__PROBLEM DETAILS__:
Rewrite the listing lines between the one containing "Text: S: S — [362, 239, 365, 244]" and the one containing "196, 432, 205]", inclusive, as a JSON list of strings with one string per line and blank lines left out.

__Stored items__:
.....
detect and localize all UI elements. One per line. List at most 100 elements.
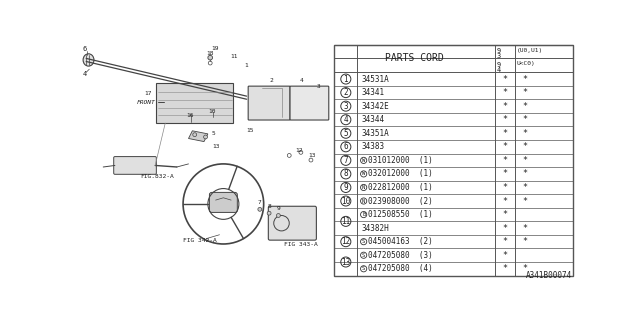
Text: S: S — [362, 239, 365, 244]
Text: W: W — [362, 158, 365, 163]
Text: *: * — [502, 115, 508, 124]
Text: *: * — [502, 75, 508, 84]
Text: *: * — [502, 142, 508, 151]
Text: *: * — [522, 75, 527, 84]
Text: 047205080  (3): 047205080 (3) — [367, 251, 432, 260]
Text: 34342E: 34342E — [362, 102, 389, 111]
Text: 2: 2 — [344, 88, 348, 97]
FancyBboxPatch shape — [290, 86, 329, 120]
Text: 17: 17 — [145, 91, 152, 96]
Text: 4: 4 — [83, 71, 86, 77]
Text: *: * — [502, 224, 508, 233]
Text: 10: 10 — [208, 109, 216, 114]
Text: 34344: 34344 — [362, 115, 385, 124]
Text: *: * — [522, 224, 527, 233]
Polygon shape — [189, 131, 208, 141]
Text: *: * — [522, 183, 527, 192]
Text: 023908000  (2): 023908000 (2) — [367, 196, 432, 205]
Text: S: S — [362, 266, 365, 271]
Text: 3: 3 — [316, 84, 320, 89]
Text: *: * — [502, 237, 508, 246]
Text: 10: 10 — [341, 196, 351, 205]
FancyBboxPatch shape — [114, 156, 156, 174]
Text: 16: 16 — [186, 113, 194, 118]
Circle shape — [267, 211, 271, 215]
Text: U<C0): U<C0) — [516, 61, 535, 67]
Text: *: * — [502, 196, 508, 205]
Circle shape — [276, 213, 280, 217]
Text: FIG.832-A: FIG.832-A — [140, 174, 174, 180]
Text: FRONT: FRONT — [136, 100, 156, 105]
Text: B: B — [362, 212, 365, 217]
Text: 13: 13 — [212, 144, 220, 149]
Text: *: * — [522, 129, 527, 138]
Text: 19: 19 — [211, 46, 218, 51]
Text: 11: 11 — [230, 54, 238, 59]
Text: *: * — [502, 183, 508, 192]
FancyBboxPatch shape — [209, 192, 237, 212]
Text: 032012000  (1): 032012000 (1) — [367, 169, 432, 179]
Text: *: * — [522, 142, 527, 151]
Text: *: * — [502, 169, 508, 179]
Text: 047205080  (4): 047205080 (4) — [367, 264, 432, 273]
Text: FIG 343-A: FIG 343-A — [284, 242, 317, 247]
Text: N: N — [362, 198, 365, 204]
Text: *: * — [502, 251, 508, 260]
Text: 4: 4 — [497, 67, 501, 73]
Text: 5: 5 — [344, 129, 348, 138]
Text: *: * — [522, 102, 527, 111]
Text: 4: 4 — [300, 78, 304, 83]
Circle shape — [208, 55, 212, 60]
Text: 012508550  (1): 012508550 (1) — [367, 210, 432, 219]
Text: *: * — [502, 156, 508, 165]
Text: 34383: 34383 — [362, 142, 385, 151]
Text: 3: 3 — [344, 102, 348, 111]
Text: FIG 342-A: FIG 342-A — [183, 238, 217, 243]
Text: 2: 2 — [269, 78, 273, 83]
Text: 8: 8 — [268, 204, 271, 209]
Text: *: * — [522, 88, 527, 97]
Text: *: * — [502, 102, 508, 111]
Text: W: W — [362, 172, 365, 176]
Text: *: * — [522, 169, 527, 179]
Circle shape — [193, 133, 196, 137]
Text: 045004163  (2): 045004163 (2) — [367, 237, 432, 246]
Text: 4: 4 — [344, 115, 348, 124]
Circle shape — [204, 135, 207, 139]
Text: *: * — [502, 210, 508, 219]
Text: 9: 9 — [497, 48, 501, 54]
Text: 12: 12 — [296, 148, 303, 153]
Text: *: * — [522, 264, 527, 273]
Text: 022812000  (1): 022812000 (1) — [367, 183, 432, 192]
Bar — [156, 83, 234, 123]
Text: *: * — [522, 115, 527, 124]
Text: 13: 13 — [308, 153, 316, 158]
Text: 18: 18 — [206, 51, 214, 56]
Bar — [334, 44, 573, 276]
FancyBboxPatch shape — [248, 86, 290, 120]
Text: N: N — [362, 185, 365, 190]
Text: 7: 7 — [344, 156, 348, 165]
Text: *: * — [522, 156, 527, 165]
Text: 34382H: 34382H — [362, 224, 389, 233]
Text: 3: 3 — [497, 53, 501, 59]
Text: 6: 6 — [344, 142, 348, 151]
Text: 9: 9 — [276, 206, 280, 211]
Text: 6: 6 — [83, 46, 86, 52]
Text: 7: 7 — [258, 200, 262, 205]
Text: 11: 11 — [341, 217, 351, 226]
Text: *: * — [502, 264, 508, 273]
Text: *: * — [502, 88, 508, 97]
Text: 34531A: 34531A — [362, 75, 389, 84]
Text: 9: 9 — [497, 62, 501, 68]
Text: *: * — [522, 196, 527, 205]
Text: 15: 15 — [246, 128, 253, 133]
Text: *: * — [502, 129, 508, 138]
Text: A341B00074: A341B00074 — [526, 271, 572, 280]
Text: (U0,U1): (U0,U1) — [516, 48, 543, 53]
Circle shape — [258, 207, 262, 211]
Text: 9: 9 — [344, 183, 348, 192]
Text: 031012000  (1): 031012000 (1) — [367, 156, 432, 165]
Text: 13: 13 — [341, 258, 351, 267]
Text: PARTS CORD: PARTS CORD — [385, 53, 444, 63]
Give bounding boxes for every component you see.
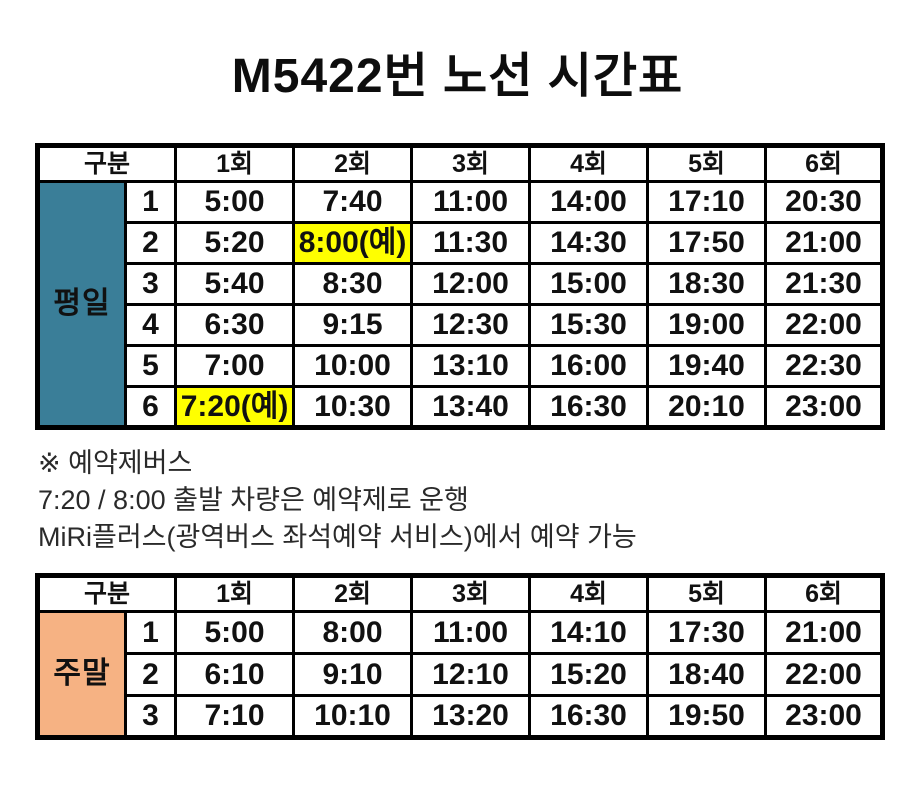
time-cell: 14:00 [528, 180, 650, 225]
.....
__RESULT FOR THIS EXERCISE__:
[
  "Text: S: S — [362, 239, 365, 244]",
  "Text: W: W — [362, 158, 365, 163]",
  "Text: *: * — [502, 115, 508, 124]",
  "Text: *: * — [502, 75, 508, 84]",
  "Text: *: * — [502, 142, 508, 151]",
  "Text: *: * — [522, 75, 527, 84]",
  "Text: 047205080  (3): 047205080 (3) — [367, 251, 432, 260]",
  "Text: 34342E: 34342E — [362, 102, 389, 111]",
  "Text: 2: 2 — [344, 88, 348, 97]",
  "FancyBboxPatch shape — [290, 86, 329, 120]",
  "Text: 17: 17 — [145, 91, 152, 96]",
  "Text: 4: 4 — [83, 71, 86, 77]",
  "Text: *: * — [502, 224, 508, 233]",
  "Text: 10: 10 — [208, 109, 216, 114]",
  "Text: 34344: 34344 — [362, 115, 385, 124]",
  "Text: *: * — [522, 224, 527, 233]",
  "Polygon shape — [189, 131, 208, 141]",
  "Text: *: * — [522, 183, 527, 192]",
  "Text: 023908000  (2): 023908000 (2) — [367, 196, 432, 205]"
]